== TASK STATEMENT ==
Pull out every line below containing the word "legatis".

--- START OF INPUT RECORDS ---

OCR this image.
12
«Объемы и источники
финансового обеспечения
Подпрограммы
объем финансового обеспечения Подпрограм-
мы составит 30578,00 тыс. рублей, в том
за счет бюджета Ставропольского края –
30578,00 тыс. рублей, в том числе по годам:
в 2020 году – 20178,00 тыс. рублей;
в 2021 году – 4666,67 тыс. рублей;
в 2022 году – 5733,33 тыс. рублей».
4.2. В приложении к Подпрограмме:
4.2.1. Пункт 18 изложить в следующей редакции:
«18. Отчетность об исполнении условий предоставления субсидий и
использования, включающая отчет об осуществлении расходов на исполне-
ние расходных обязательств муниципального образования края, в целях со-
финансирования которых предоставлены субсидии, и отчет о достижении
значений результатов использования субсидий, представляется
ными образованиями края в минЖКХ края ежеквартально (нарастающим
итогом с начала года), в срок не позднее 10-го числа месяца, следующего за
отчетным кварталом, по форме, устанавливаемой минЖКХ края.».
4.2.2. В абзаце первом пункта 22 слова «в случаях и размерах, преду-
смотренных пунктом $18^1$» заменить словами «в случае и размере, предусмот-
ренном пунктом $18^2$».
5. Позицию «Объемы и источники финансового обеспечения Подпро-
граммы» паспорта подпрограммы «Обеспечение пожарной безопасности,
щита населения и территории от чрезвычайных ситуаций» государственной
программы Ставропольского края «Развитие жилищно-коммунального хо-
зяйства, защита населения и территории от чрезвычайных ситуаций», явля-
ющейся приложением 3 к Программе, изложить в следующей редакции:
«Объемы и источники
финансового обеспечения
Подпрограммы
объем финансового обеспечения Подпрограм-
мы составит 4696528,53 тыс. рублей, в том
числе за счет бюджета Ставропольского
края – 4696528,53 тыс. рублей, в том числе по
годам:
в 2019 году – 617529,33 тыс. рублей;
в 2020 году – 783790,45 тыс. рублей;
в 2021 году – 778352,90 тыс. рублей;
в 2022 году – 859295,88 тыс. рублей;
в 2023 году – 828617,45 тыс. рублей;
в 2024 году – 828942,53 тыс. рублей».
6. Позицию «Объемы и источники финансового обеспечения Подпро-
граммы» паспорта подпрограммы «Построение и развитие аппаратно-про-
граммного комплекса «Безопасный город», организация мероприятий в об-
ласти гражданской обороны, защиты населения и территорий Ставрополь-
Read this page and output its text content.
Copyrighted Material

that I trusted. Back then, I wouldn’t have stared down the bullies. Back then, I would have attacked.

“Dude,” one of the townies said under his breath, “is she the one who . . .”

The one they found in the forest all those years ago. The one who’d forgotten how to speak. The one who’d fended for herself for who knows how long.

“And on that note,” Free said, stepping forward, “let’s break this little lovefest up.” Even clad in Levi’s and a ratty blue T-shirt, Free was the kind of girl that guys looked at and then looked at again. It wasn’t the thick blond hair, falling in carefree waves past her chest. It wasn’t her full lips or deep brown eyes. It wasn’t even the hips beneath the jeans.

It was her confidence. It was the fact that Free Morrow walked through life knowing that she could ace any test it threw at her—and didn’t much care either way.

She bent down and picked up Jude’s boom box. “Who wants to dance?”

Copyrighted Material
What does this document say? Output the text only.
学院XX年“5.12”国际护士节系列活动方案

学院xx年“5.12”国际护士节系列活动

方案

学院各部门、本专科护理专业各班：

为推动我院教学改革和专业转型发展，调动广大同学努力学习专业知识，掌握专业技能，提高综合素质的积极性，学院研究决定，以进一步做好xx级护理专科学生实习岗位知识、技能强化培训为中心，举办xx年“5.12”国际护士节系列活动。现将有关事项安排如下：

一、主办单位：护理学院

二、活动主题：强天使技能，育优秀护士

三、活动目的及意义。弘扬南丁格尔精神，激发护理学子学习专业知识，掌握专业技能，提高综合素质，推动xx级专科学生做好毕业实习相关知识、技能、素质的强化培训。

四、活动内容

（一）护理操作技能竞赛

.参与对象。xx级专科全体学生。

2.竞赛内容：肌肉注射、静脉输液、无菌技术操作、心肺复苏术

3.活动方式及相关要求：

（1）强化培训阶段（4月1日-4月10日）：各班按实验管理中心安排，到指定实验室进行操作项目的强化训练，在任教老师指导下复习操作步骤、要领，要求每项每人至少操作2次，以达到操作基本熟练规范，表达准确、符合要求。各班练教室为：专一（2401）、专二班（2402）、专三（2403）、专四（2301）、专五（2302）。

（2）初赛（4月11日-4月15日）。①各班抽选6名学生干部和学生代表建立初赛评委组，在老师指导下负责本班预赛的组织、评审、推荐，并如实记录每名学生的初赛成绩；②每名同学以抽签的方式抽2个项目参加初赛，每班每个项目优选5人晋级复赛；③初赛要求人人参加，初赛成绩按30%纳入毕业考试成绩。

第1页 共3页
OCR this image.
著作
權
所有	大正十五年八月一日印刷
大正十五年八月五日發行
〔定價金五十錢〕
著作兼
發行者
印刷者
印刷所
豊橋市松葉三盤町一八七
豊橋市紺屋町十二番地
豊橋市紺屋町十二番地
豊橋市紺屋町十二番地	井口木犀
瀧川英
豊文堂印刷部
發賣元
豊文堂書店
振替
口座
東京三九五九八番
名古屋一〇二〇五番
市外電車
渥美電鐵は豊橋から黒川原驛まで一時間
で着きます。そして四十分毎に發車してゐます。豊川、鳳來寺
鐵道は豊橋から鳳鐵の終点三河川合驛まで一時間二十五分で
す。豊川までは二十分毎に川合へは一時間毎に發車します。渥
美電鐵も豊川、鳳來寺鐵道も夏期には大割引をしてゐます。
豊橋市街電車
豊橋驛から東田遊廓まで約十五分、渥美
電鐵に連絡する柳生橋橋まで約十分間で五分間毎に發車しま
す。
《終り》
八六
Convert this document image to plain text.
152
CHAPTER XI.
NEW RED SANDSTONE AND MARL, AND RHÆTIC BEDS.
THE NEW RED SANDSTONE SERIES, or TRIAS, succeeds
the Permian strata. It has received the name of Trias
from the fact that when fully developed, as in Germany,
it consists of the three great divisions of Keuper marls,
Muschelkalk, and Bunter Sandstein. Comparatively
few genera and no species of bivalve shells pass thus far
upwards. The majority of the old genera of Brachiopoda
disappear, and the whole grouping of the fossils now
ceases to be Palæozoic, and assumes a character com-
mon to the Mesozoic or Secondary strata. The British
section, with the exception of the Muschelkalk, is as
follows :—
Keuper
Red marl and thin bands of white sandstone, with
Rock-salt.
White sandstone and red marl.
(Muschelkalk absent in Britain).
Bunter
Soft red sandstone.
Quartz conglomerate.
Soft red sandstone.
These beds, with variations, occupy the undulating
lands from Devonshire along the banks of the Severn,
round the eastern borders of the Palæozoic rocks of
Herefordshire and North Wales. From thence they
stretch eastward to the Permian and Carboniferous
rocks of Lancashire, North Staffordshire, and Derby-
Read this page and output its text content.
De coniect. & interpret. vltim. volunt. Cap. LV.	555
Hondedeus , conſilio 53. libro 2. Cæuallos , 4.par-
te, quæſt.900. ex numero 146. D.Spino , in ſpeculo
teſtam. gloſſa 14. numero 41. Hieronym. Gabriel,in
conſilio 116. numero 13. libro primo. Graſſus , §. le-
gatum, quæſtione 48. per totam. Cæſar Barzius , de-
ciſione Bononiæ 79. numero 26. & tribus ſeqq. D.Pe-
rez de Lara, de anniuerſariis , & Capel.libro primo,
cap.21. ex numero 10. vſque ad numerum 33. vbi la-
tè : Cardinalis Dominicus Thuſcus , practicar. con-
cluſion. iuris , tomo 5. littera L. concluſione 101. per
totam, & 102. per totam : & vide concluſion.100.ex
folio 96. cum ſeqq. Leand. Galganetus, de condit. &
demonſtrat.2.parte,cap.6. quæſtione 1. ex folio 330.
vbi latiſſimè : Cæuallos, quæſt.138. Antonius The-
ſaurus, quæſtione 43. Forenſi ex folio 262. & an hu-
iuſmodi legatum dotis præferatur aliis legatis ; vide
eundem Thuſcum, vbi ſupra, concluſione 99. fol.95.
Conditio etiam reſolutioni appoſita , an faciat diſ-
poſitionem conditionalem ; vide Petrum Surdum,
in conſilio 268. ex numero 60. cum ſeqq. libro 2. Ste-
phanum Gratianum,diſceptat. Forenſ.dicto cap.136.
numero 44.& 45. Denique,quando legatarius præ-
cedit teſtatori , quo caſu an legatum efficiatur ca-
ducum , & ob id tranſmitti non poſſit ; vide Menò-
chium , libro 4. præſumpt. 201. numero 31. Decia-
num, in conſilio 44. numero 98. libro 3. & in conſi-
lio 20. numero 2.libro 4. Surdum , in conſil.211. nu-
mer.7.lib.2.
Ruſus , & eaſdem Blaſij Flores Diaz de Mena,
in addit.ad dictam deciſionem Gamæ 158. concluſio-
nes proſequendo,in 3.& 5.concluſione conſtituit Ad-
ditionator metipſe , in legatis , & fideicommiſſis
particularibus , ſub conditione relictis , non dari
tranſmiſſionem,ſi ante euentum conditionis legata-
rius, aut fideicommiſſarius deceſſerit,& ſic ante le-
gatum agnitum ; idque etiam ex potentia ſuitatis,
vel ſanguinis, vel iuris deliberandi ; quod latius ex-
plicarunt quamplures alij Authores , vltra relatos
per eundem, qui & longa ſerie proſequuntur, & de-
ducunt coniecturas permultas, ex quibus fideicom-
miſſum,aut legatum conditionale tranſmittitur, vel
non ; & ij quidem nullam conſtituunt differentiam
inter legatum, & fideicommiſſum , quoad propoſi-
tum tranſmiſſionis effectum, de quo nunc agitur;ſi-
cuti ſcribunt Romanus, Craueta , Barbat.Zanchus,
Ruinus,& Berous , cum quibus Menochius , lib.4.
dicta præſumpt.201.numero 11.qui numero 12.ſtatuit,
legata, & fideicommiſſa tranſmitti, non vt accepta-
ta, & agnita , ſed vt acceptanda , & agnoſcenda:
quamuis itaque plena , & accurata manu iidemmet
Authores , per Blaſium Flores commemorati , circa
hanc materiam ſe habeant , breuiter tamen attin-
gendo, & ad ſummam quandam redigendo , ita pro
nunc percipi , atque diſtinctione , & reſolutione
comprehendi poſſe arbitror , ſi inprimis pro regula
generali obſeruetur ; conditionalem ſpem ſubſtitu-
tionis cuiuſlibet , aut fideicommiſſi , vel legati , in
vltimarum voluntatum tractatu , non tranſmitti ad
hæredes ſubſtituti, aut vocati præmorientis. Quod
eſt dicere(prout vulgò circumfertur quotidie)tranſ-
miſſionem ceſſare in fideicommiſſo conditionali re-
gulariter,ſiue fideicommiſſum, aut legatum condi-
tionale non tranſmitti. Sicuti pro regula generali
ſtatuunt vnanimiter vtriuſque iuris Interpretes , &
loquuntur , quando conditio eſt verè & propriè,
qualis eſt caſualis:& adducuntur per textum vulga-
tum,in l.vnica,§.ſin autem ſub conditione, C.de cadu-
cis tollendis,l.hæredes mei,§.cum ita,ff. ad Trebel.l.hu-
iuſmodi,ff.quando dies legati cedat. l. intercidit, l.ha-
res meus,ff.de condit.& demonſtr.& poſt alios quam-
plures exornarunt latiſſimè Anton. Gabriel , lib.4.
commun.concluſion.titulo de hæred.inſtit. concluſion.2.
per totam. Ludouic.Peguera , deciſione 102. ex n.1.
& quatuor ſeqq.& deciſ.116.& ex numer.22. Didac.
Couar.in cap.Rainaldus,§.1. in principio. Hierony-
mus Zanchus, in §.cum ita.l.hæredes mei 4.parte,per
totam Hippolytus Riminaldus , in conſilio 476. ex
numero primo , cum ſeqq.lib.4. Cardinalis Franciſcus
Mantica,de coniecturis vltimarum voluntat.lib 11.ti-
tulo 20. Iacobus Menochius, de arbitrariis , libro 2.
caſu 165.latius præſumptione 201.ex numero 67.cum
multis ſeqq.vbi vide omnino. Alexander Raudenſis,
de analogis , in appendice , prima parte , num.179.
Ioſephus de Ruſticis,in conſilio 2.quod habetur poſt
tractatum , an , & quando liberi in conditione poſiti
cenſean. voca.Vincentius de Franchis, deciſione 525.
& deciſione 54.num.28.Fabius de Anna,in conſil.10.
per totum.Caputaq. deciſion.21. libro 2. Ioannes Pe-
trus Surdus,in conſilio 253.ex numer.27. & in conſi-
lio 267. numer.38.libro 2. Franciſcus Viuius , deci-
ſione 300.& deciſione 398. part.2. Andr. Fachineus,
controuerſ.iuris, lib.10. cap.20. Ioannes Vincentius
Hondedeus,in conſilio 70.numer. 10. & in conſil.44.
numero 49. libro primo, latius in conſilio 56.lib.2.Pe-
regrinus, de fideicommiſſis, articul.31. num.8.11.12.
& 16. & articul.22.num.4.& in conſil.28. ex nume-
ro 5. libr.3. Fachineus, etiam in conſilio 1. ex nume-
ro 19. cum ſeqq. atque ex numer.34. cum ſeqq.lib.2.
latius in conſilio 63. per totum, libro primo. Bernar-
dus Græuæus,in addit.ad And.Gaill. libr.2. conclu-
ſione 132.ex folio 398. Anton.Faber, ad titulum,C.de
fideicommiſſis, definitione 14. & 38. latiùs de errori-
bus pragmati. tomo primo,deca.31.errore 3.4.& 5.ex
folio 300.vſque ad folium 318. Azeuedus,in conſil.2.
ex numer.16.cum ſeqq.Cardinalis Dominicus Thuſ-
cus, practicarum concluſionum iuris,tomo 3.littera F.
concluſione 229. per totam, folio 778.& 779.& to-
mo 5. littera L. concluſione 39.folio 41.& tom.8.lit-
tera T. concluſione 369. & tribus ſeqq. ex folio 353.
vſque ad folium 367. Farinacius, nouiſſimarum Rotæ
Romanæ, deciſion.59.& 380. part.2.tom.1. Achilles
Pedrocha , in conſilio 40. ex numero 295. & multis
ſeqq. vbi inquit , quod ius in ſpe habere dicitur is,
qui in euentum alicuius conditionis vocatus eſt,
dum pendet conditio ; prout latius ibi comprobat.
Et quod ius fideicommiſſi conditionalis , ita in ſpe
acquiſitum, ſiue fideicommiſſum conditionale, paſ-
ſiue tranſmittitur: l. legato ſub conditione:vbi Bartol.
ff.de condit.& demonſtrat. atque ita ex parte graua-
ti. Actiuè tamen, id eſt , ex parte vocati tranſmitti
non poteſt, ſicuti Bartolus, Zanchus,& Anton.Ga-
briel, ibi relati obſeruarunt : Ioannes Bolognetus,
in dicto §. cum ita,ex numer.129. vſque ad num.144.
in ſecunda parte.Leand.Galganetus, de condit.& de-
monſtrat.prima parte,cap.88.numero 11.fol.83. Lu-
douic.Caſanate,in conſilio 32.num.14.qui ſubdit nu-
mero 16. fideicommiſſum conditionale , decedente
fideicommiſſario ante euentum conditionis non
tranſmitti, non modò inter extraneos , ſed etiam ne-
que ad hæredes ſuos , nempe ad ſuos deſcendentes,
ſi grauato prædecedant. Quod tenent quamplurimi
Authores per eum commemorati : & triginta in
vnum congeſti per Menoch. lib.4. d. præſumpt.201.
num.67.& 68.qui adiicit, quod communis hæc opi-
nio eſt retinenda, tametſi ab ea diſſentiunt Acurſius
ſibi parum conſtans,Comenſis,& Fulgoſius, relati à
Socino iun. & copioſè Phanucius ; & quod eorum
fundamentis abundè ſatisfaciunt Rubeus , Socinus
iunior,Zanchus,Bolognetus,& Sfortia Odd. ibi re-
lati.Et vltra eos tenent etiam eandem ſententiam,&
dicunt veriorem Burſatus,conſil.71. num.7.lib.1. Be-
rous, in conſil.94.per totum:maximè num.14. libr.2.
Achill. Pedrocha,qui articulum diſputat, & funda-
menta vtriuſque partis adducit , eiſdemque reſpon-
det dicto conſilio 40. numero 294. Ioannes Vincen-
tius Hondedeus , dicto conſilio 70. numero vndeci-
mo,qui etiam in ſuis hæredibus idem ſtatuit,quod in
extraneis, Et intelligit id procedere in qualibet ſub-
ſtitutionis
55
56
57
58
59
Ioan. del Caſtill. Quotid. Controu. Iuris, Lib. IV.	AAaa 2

--- END OF INPUT RECORDS ---

== RESPONSE TO THIS EXERCISE ==
iuſmodi legatum dotis præferatur aliis legatis ; vide
ditionator metipſe , in legatis , & fideicommiſſis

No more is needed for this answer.